§ **TO DO**
Where a line in the listing below contains the word "ἐλεύθερα", copy that line.

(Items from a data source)
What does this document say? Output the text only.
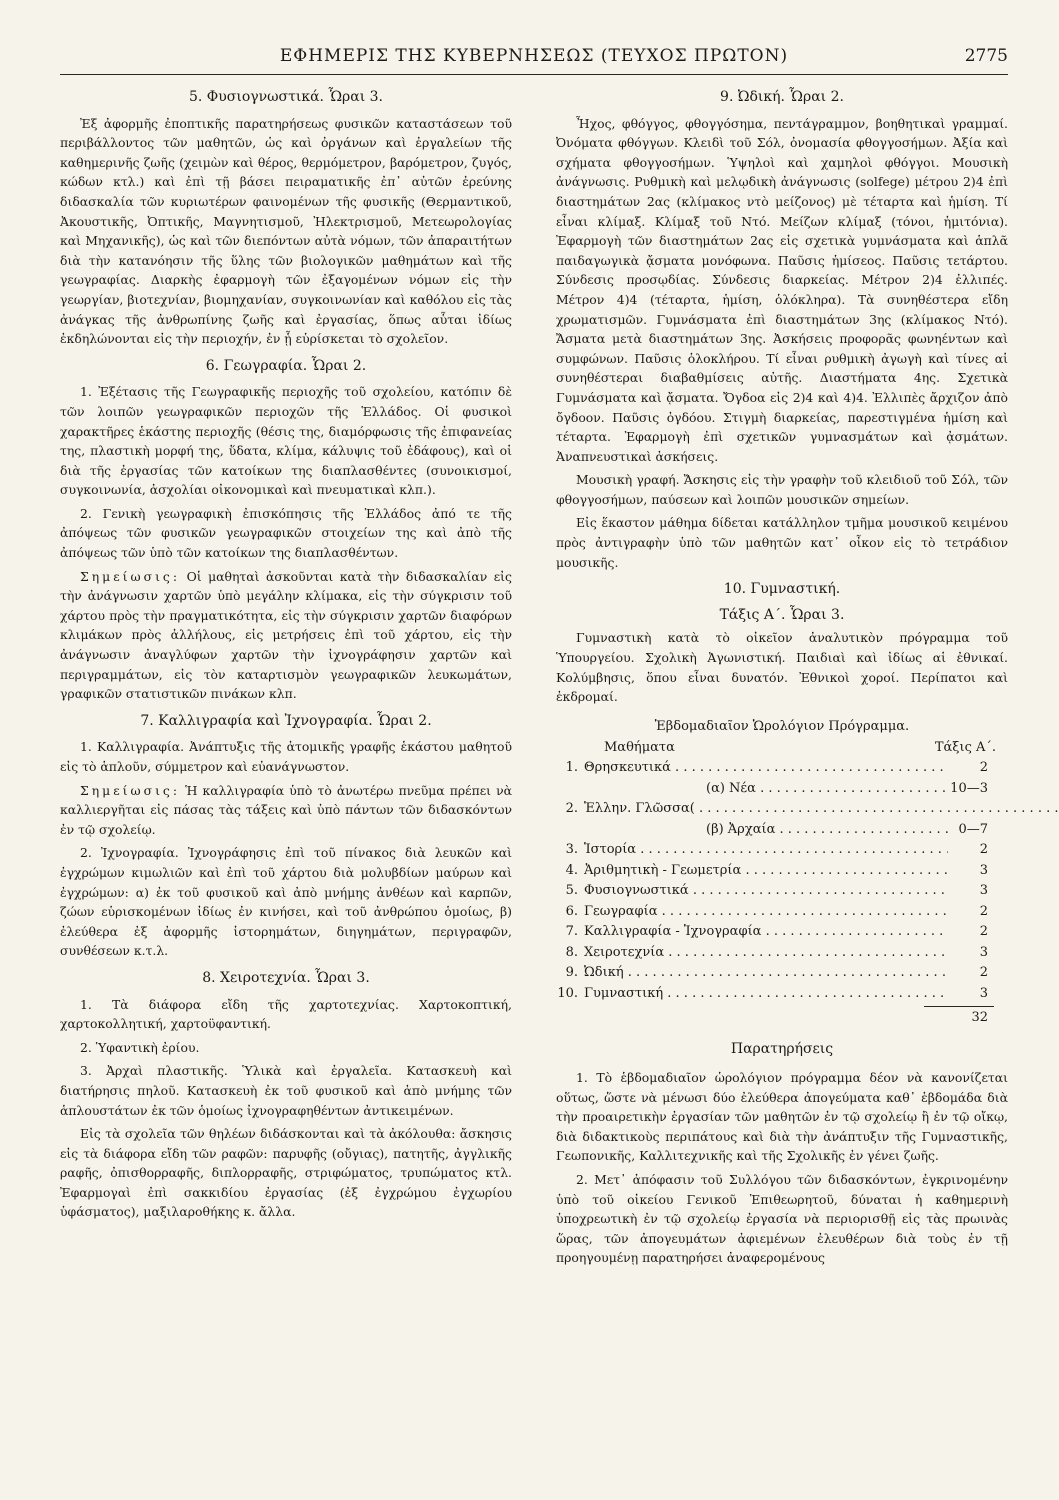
ΕΦΗΜΕΡΙΣ ΤΗΣ ΚΥΒΕΡΝΗΣΕΩΣ (ΤΕΥΧΟΣ ΠΡΩΤΟΝ)	2775
5. Φυσιογνωστικά. Ὧραι 3.

Ἐξ ἀφορμῆς ἐποπτικῆς παρατηρήσεως φυσικῶν καταστάσεων τοῦ περιβάλλοντος τῶν μαθητῶν, ὡς καὶ ὀργάνων καὶ ἐργαλείων τῆς καθημερινῆς ζωῆς (χειμὼν καὶ θέρος, θερμόμετρον, βαρόμετρον, ζυγός, κώδων κτλ.) καὶ ἐπὶ τῇ βάσει πειραματικῆς ἐπ᾿ αὐτῶν ἐρεύνης διδασκαλία τῶν κυριωτέρων φαινομένων τῆς φυσικῆς (Θερμαντικοῦ, Ἀκουστικῆς, Ὀπτικῆς, Μαγνητισμοῦ, Ἠλεκτρισμοῦ, Μετεωρολογίας καὶ Μηχανικῆς), ὡς καὶ τῶν διεπόντων αὐτὰ νόμων, τῶν ἀπαραιτήτων διὰ τὴν κατανόησιν τῆς ὕλης τῶν βιολογικῶν μαθημάτων καὶ τῆς γεωγραφίας. Διαρκὴς ἐφαρμογὴ τῶν ἐξαγομένων νόμων εἰς τὴν γεωργίαν, βιοτεχνίαν, βιομηχανίαν, συγκοινωνίαν καὶ καθόλου εἰς τὰς ἀνάγκας τῆς ἀνθρωπίνης ζωῆς καὶ ἐργασίας, ὅπως αὗται ἰδίως ἐκδηλώνονται εἰς τὴν περιοχήν, ἐν ᾗ εὑρίσκεται τὸ σχολεῖον.

6. Γεωγραφία. Ὧραι 2.

1. Ἐξέτασις τῆς Γεωγραφικῆς περιοχῆς τοῦ σχολείου, κατόπιν δὲ τῶν λοιπῶν γεωγραφικῶν περιοχῶν τῆς Ἑλλάδος. Οἱ φυσικοὶ χαρακτῆρες ἑκάστης περιοχῆς (θέσις της, διαμόρφωσις τῆς ἐπιφανείας της, πλαστικὴ μορφή της, ὕδατα, κλίμα, κάλυψις τοῦ ἐδάφους), καὶ οἱ διὰ τῆς ἐργασίας τῶν κατοίκων της διαπλασθέντες (συνοικισμοί, συγκοινωνία, ἀσχολίαι οἰκονομικαὶ καὶ πνευματικαὶ κλπ.).

2. Γενικὴ γεωγραφικὴ ἐπισκόπησις τῆς Ἑλλάδος ἀπό τε τῆς ἀπόψεως τῶν φυσικῶν γεωγραφικῶν στοιχείων της καὶ ἀπὸ τῆς ἀπόψεως τῶν ὑπὸ τῶν κατοίκων της διαπλασθέντων.

Σημείωσις: Οἱ μαθηταὶ ἀσκοῦνται κατὰ τὴν διδασκαλίαν εἰς τὴν ἀνάγνωσιν χαρτῶν ὑπὸ μεγάλην κλίμακα, εἰς τὴν σύγκρισιν τοῦ χάρτου πρὸς τὴν πραγματικότητα, εἰς τὴν σύγκρισιν χαρτῶν διαφόρων κλιμάκων πρὸς ἀλλήλους, εἰς μετρήσεις ἐπὶ τοῦ χάρτου, εἰς τὴν ἀνάγνωσιν ἀναγλύφων χαρτῶν τὴν ἰχνογράφησιν χαρτῶν καὶ περιγραμμάτων, εἰς τὸν καταρτισμὸν γεωγραφικῶν λευκωμάτων, γραφικῶν στατιστικῶν πινάκων κλπ.

7. Καλλιγραφία καὶ Ἰχνογραφία. Ὧραι 2.

1. Καλλιγραφία. Ἀνάπτυξις τῆς ἀτομικῆς γραφῆς ἑκάστου μαθητοῦ εἰς τὸ ἁπλοῦν, σύμμετρον καὶ εὐανάγνωστον.

Σημείωσις: Ἡ καλλιγραφία ὑπὸ τὸ ἀνωτέρω πνεῦμα πρέπει νὰ καλλιεργῆται εἰς πάσας τὰς τάξεις καὶ ὑπὸ πάντων τῶν διδασκόντων ἐν τῷ σχολείῳ.

2. Ἰχνογραφία. Ἰχνογράφησις ἐπὶ τοῦ πίνακος διὰ λευκῶν καὶ ἐγχρώμων κιμωλιῶν καὶ ἐπὶ τοῦ χάρτου διὰ μολυβδίων μαύρων καὶ ἐγχρώμων: α) ἐκ τοῦ φυσικοῦ καὶ ἀπὸ μνήμης ἀνθέων καὶ καρπῶν, ζώων εὑρισκομένων ἰδίως ἐν κινήσει, καὶ τοῦ ἀνθρώπου ὁμοίως, β) ἐλεύθερα ἐξ ἀφορμῆς ἱστορημάτων, διηγημάτων, περιγραφῶν, συνθέσεων κ.τ.λ.

8. Χειροτεχνία. Ὧραι 3.

1. Τὰ διάφορα εἴδη τῆς χαρτοτεχνίας. Χαρτοκοπτική, χαρτοκολλητική, χαρτοϋφαντική.

2. Ὑφαντικὴ ἐρίου.

3. Ἀρχαὶ πλαστικῆς. Ὑλικὰ καὶ ἐργαλεῖα. Κατασκευὴ καὶ διατήρησις πηλοῦ. Κατασκευὴ ἐκ τοῦ φυσικοῦ καὶ ἀπὸ μνήμης τῶν ἁπλουστάτων ἐκ τῶν ὁμοίως ἰχνογραφηθέντων ἀντικειμένων.

Εἰς τὰ σχολεῖα τῶν θηλέων διδάσκονται καὶ τὰ ἀκόλουθα: ἄσκησις εἰς τὰ διάφορα εἴδη τῶν ραφῶν: παρυφῆς (οὔγιας), πατητῆς, ἀγγλικῆς ραφῆς, ὀπισθορραφῆς, διπλορραφῆς, στριφώματος, τρυπώματος κτλ. Ἐφαρμογαὶ ἐπὶ σακκιδίου ἐργασίας (ἐξ ἐγχρώμου ἐγχωρίου ὑφάσματος), μαξιλαροθήκης κ. ἄλλα.

9. Ὠδική. Ὧραι 2.

Ἦχος, φθόγγος, φθογγόσημα, πεντάγραμμον, βοηθητικαὶ γραμμαί. Ὀνόματα φθόγγων. Κλειδὶ τοῦ Σόλ, ὀνομασία φθογγοσήμων. Ἀξία καὶ σχήματα φθογγοσήμων. Ὑψηλοὶ καὶ χαμηλοὶ φθόγγοι. Μουσικὴ ἀνάγνωσις. Ρυθμικὴ καὶ μελῳδικὴ ἀνάγνωσις (solfege) μέτρου 2)4 ἐπὶ διαστημάτων 2ας (κλίμακος ντὸ μείζονος) μὲ τέταρτα καὶ ἡμίση. Τί εἶναι κλίμαξ. Κλίμαξ τοῦ Ντό. Μείζων κλίμαξ (τόνοι, ἡμιτόνια). Ἐφαρμογὴ τῶν διαστημάτων 2ας εἰς σχετικὰ γυμνάσματα καὶ ἁπλᾶ παιδαγωγικὰ ᾄσματα μονόφωνα. Παῦσις ἡμίσεος. Παῦσις τετάρτου. Σύνδεσις προσῳδίας. Σύνδεσις διαρκείας. Μέτρον 2)4 ἐλλιπές. Μέτρον 4)4 (τέταρτα, ἡμίση, ὁλόκληρα). Τὰ συνηθέστερα εἴδη χρωματισμῶν. Γυμνάσματα ἐπὶ διαστημάτων 3ης (κλίμακος Ντό). Ἄσματα μετὰ διαστημάτων 3ης. Ἀσκήσεις προφορᾶς φωνηέντων καὶ συμφώνων. Παῦσις ὁλοκλήρου. Τί εἶναι ρυθμικὴ ἀγωγὴ καὶ τίνες αἱ συνηθέστεραι διαβαθμίσεις αὐτῆς. Διαστήματα 4ης. Σχετικὰ Γυμνάσματα καὶ ᾄσματα. Ὄγδοα εἰς 2)4 καὶ 4)4. Ἐλλιπὲς ἄρχιζον ἀπὸ ὄγδοον. Παῦσις ὀγδόου. Στιγμὴ διαρκείας, παρεστιγμένα ἡμίση καὶ τέταρτα. Ἐφαρμογὴ ἐπὶ σχετικῶν γυμνασμάτων καὶ ᾀσμάτων. Ἀναπνευστικαὶ ἀσκήσεις.

Μουσικὴ γραφή. Ἄσκησις εἰς τὴν γραφὴν τοῦ κλειδιοῦ τοῦ Σόλ, τῶν φθογγοσήμων, παύσεων καὶ λοιπῶν μουσικῶν σημείων.

Εἰς ἕκαστον μάθημα δίδεται κατάλληλον τμῆμα μουσικοῦ κειμένου πρὸς ἀντιγραφὴν ὑπὸ τῶν μαθητῶν κατ᾿ οἶκον εἰς τὸ τετράδιον μουσικῆς.

10. Γυμναστική.
Τάξις Α΄. Ὧραι 3.

Γυμναστικὴ κατὰ τὸ οἰκεῖον ἀναλυτικὸν πρόγραμμα τοῦ Ὑπουργείου. Σχολικὴ Ἀγωνιστική. Παιδιαὶ καὶ ἰδίως αἱ ἐθνικαί. Κολύμβησις, ὅπου εἶναι δυνατόν. Ἐθνικοὶ χοροί. Περίπατοι καὶ ἐκδρομαί.

Ἑβδομαδιαῖον Ὡρολόγιον Πρόγραμμα.
Μαθήματα	Τάξις Α΄.
1. Θρησκευτικά . . .	2
(α) Νέα . . .	10—3
2. Ἑλλην. Γλῶσσα( . . .
(β) Ἀρχαία . . .	0—7
3. Ἱστορία . . .	2
4. Ἀριθμητικὴ - Γεωμετρία . . .	3
5. Φυσιογνωστικά . . .	3
6. Γεωγραφία . . .	2
7. Καλλιγραφία - Ἰχνογραφία . . .	2
8. Χειροτεχνία . . .	3
9. Ὠδική . . .	2
10. Γυμναστική . . .	3
32
Παρατηρήσεις

1. Τὸ ἑβδομαδιαῖον ὡρολόγιον πρόγραμμα δέον νὰ κανονίζεται οὕτως, ὥστε νὰ μένωσι δύο ἐλεύθερα ἀπογεύματα καθ᾿ ἑβδομάδα διὰ τὴν προαιρετικὴν ἐργασίαν τῶν μαθητῶν ἐν τῷ σχολείῳ ἢ ἐν τῷ οἴκῳ, διὰ διδακτικοὺς περιπάτους καὶ διὰ τὴν ἀνάπτυξιν τῆς Γυμναστικῆς, Γεωπονικῆς, Καλλιτεχνικῆς καὶ τῆς Σχολικῆς ἐν γένει ζωῆς.

2. Μετ᾿ ἀπόφασιν τοῦ Συλλόγου τῶν διδασκόντων, ἐγκρινομένην ὑπὸ τοῦ οἰκείου Γενικοῦ Ἐπιθεωρητοῦ, δύναται ἡ καθημερινὴ ὑποχρεωτικὴ ἐν τῷ σχολείῳ ἐργασία νὰ περιορισθῇ εἰς τὰς πρωινὰς ὥρας, τῶν ἀπογευμάτων ἀφιεμένων ἐλευθέρων διὰ τοὺς ἐν τῇ προηγουμένῃ παρατηρήσει ἀναφερομένους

§ **OUTPUT OF THE TASK**
2. Ἰχνογραφία. Ἰχνογράφησις ἐπὶ τοῦ πίνακος διὰ λευκῶν καὶ ἐγχρώμων κιμωλιῶν καὶ ἐπὶ τοῦ χάρτου διὰ μολυβδίων μαύρων καὶ ἐγχρώμων: α) ἐκ τοῦ φυσικοῦ καὶ ἀπὸ μνήμης ἀνθέων καὶ καρπῶν, ζώων εὑρισκομένων ἰδίως ἐν κινήσει, καὶ τοῦ ἀνθρώπου ὁμοίως, β) ἐλεύθερα ἐξ ἀφορμῆς ἱστορημάτων, διηγημάτων, περιγραφῶν, συνθέσεων κ.τ.λ.
1. Τὸ ἑβδομαδιαῖον ὡρολόγιον πρόγραμμα δέον νὰ κανονίζεται οὕτως, ὥστε νὰ μένωσι δύο ἐλεύθερα ἀπογεύματα καθ᾿ ἑβδομάδα διὰ τὴν προαιρετικὴν ἐργασίαν τῶν μαθητῶν ἐν τῷ σχολείῳ ἢ ἐν τῷ οἴκῳ, διὰ διδακτικοὺς περιπάτους καὶ διὰ τὴν ἀνάπτυξιν τῆς Γυμναστικῆς, Γεωπονικῆς, Καλλιτεχνικῆς καὶ τῆς Σχολικῆς ἐν γένει ζωῆς.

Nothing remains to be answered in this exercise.